(Extracted data entries)

_____

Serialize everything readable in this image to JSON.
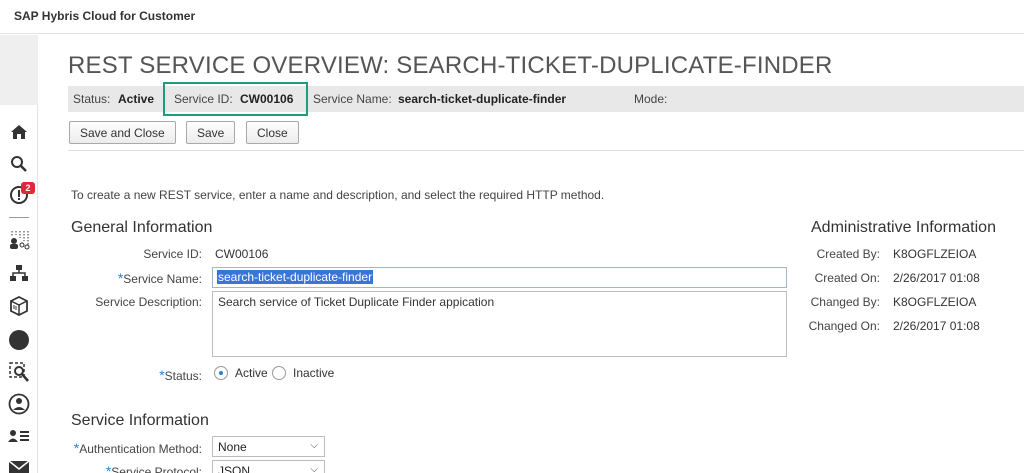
{
  "app": {
    "title": "SAP Hybris Cloud for Customer"
  },
  "sidebar": {
    "icons": [
      "home-icon",
      "search-icon",
      "notifications-icon",
      "org-chart-icon",
      "hierarchy-icon",
      "package-icon",
      "circle-icon",
      "analysis-icon",
      "person-icon",
      "user-list-icon",
      "mail-icon"
    ],
    "notification_count": "2"
  },
  "page": {
    "title": "REST SERVICE OVERVIEW: SEARCH-TICKET-DUPLICATE-FINDER"
  },
  "status_bar": {
    "status_label": "Status:",
    "status_value": "Active",
    "service_id_label": "Service ID:",
    "service_id_value": "CW00106",
    "service_name_label": "Service Name:",
    "service_name_value": "search-ticket-duplicate-finder",
    "mode_label": "Mode:",
    "mode_value": ""
  },
  "toolbar": {
    "save_close_label": "Save and Close",
    "save_label": "Save",
    "close_label": "Close"
  },
  "intro_text": "To create a new REST service, enter a name and description, and select the required HTTP method.",
  "general": {
    "heading": "General Information",
    "service_id_label": "Service ID:",
    "service_id_value": "CW00106",
    "service_name_label": "Service Name:",
    "service_name_value": "search-ticket-duplicate-finder",
    "description_label": "Service Description:",
    "description_value": "Search service of Ticket Duplicate Finder appication",
    "status_label": "Status:",
    "status_active": "Active",
    "status_inactive": "Inactive",
    "required_marker": "*"
  },
  "admin": {
    "heading": "Administrative Information",
    "created_by_label": "Created By:",
    "created_by_value": "K8OGFLZEIOA",
    "created_on_label": "Created On:",
    "created_on_value": "2/26/2017 01:08",
    "changed_by_label": "Changed By:",
    "changed_by_value": "K8OGFLZEIOA",
    "changed_on_label": "Changed On:",
    "changed_on_value": "2/26/2017 01:08"
  },
  "service_info": {
    "heading": "Service Information",
    "auth_method_label": "Authentication Method:",
    "auth_method_value": "None",
    "protocol_label": "Service Protocol:",
    "protocol_value": "JSON"
  },
  "colors": {
    "highlight_border": "#1f9b7e",
    "required_marker": "#2a7fd4",
    "badge": "#e0283a"
  }
}
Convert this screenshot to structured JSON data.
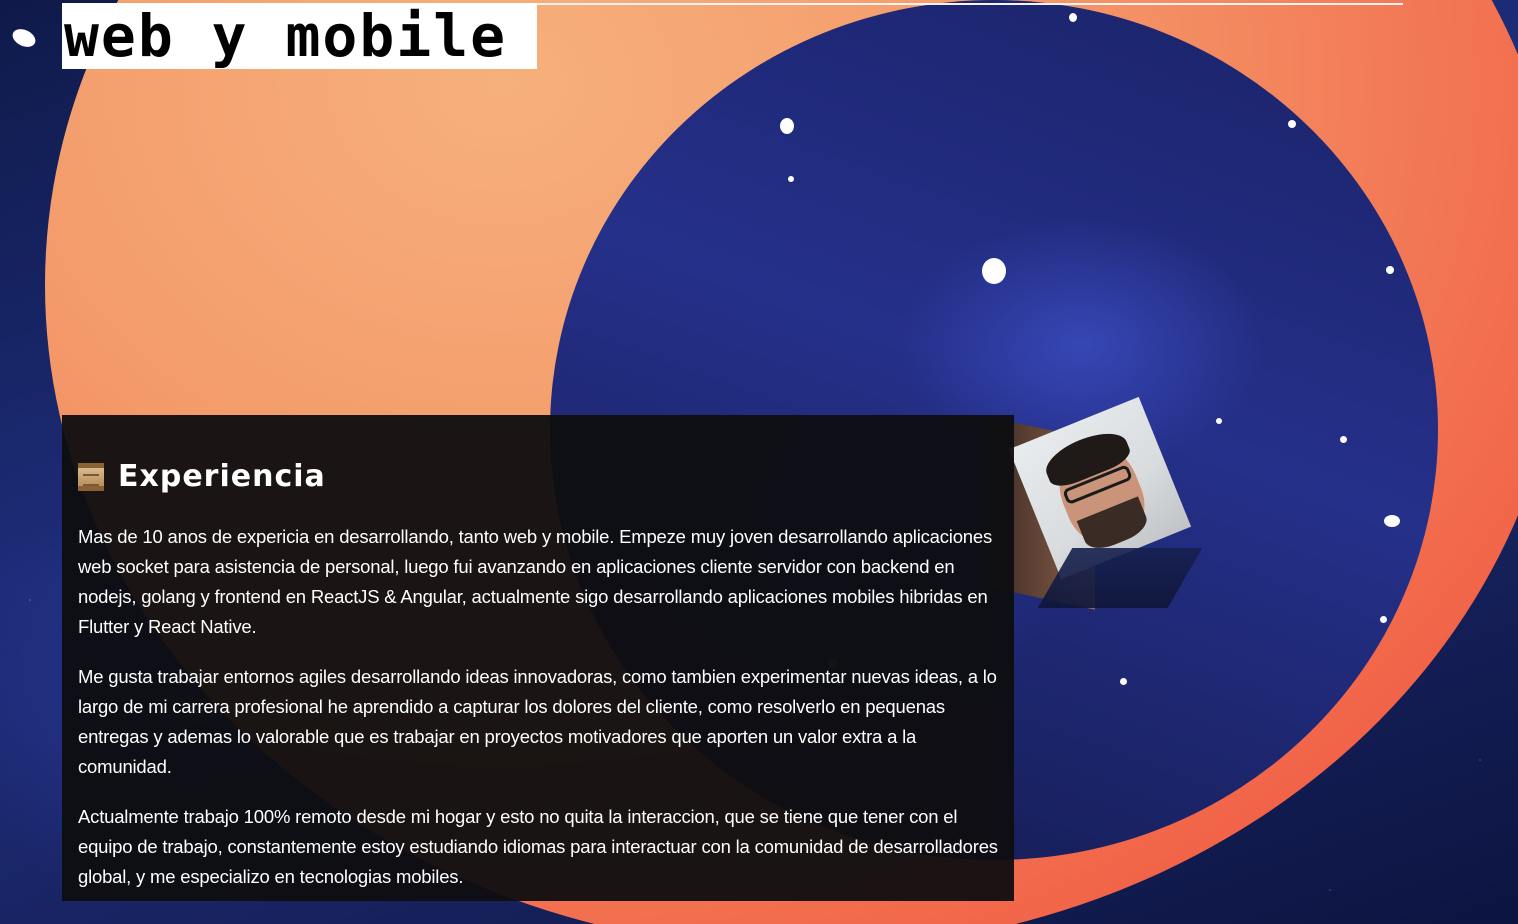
{
  "header": {
    "title": "web y mobile"
  },
  "experience": {
    "icon": "scroll-icon",
    "heading": "Experiencia",
    "paragraphs": [
      "Mas de 10 anos de expericia en desarrollando, tanto web y mobile. Empeze muy joven desarrollando aplicaciones web socket para asistencia de personal, luego fui avanzando en aplicaciones cliente servidor con backend en nodejs, golang y frontend en ReactJS & Angular, actualmente sigo desarrollando aplicaciones mobiles hibridas en Flutter y React Native.",
      "Me gusta trabajar entornos agiles desarrollando ideas innovadoras, como tambien experimentar nuevas ideas, a lo largo de mi carrera profesional he aprendido a capturar los dolores del cliente, como resolverlo en pequenas entregas y ademas lo valorable que es trabajar en proyectos motivadores que aporten un valor extra a la comunidad.",
      "Actualmente trabajo 100% remoto desde mi hogar y esto no quita la interaccion, que se tiene que tener con el equipo de trabajo, constantemente estoy estudiando idiomas para interactuar con la comunidad de desarrolladores global, y me especializo en tecnologias mobiles."
    ]
  },
  "colors": {
    "sun_outer": "#ef4a39",
    "sun_inner": "#f6b07c",
    "space": "#1d2c78",
    "panel": "#0e0e10"
  }
}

_____

=== WHAT NEEDS TO BE DONE ===
Reproduce the full listing faithfully, but do not carry over any pictures.

=== EXPECTED ANSWER ===
Serialize everything readable in this image to JSON.
{
  "app": {
    "title": "SAP Hybris Cloud for Customer"
  },
  "sidebar": {
    "icons": [
      "home-icon",
      "search-icon",
      "notifications-icon",
      "org-chart-icon",
      "hierarchy-icon",
      "package-icon",
      "circle-icon",
      "analysis-icon",
      "person-icon",
      "user-list-icon",
      "mail-icon"
    ],
    "notification_count": "2"
  },
  "page": {
    "title": "REST SERVICE OVERVIEW: SEARCH-TICKET-DUPLICATE-FINDER"
  },
  "status_bar": {
    "status_label": "Status:",
    "status_value": "Active",
    "service_id_label": "Service ID:",
    "service_id_value": "CW00106",
    "service_name_label": "Service Name:",
    "service_name_value": "search-ticket-duplicate-finder",
    "mode_label": "Mode:",
    "mode_value": ""
  },
  "toolbar": {
    "save_close_label": "Save and Close",
    "save_label": "Save",
    "close_label": "Close"
  },
  "intro_text": "To create a new REST service, enter a name and description, and select the required HTTP method.",
  "general": {
    "heading": "General Information",
    "service_id_label": "Service ID:",
    "service_id_value": "CW00106",
    "service_name_label": "Service Name:",
    "service_name_value": "search-ticket-duplicate-finder",
    "description_label": "Service Description:",
    "description_value": "Search service of Ticket Duplicate Finder appication",
    "status_label": "Status:",
    "status_active": "Active",
    "status_inactive": "Inactive",
    "required_marker": "*"
  },
  "admin": {
    "heading": "Administrative Information",
    "created_by_label": "Created By:",
    "created_by_value": "K8OGFLZEIOA",
    "created_on_label": "Created On:",
    "created_on_value": "2/26/2017 01:08",
    "changed_by_label": "Changed By:",
    "changed_by_value": "K8OGFLZEIOA",
    "changed_on_label": "Changed On:",
    "changed_on_value": "2/26/2017 01:08"
  },
  "service_info": {
    "heading": "Service Information",
    "auth_method_label": "Authentication Method:",
    "auth_method_value": "None",
    "protocol_label": "Service Protocol:",
    "protocol_value": "JSON"
  },
  "colors": {
    "highlight_border": "#1f9b7e",
    "required_marker": "#2a7fd4",
    "badge": "#e0283a"
  }
}
Convert this screenshot to structured JSON data.
{
  "header": {
    "title": "web y mobile"
  },
  "experience": {
    "icon": "scroll-icon",
    "heading": "Experiencia",
    "paragraphs": [
      "Mas de 10 anos de expericia en desarrollando, tanto web y mobile. Empeze muy joven desarrollando aplicaciones web socket para asistencia de personal, luego fui avanzando en aplicaciones cliente servidor con backend en nodejs, golang y frontend en ReactJS & Angular, actualmente sigo desarrollando aplicaciones mobiles hibridas en Flutter y React Native.",
      "Me gusta trabajar entornos agiles desarrollando ideas innovadoras, como tambien experimentar nuevas ideas, a lo largo de mi carrera profesional he aprendido a capturar los dolores del cliente, como resolverlo en pequenas entregas y ademas lo valorable que es trabajar en proyectos motivadores que aporten un valor extra a la comunidad.",
      "Actualmente trabajo 100% remoto desde mi hogar y esto no quita la interaccion, que se tiene que tener con el equipo de trabajo, constantemente estoy estudiando idiomas para interactuar con la comunidad de desarrolladores global, y me especializo en tecnologias mobiles."
    ]
  },
  "colors": {
    "sun_outer": "#ef4a39",
    "sun_inner": "#f6b07c",
    "space": "#1d2c78",
    "panel": "#0e0e10"
  }
}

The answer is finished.